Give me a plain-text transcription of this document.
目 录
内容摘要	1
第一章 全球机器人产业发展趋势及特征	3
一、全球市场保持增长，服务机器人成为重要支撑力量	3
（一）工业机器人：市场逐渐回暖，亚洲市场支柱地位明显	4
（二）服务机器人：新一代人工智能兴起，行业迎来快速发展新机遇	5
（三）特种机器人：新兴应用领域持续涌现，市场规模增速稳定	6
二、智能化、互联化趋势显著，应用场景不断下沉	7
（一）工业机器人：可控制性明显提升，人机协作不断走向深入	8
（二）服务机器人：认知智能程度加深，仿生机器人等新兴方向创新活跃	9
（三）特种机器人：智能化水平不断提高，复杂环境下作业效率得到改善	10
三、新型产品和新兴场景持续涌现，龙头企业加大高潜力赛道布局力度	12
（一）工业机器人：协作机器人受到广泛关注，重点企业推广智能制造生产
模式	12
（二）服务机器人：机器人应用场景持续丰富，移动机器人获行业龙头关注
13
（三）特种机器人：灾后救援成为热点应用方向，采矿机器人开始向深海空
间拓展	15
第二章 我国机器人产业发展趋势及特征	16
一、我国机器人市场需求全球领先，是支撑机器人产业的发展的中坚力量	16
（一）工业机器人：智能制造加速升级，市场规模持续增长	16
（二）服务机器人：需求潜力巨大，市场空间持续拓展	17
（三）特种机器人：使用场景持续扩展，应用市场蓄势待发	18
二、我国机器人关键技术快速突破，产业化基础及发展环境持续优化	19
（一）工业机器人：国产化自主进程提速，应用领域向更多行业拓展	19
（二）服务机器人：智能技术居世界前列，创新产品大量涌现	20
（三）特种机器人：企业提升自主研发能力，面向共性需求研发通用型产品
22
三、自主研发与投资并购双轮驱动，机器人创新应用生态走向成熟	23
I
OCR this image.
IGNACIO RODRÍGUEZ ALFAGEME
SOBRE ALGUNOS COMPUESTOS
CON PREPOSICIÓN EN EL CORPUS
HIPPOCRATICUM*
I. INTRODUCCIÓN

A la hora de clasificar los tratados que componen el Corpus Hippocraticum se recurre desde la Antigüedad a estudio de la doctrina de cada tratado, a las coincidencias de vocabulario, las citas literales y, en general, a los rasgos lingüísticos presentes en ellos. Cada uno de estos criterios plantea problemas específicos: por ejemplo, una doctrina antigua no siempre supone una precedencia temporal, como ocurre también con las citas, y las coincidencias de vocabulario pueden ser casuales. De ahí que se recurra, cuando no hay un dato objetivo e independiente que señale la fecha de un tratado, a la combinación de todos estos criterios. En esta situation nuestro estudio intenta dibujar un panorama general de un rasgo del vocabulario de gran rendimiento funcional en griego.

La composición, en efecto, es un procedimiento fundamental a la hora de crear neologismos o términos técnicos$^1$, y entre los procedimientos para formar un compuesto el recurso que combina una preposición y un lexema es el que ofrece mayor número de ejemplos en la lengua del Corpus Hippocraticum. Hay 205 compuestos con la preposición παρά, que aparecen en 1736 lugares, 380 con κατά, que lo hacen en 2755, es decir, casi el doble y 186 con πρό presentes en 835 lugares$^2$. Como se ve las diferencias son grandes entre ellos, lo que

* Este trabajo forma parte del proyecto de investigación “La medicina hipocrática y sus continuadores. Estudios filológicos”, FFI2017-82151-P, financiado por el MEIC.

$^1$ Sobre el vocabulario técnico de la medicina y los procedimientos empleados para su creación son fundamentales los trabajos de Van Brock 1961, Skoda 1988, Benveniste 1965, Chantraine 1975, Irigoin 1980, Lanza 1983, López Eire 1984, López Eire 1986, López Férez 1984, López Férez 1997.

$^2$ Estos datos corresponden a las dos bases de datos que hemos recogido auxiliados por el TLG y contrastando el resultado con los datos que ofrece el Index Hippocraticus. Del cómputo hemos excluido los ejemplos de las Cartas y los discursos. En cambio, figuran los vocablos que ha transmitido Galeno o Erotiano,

-.-.-

Copy all lines from the data that hold the word "this".

Give me a plain-text transcription of this document.
OCR this image.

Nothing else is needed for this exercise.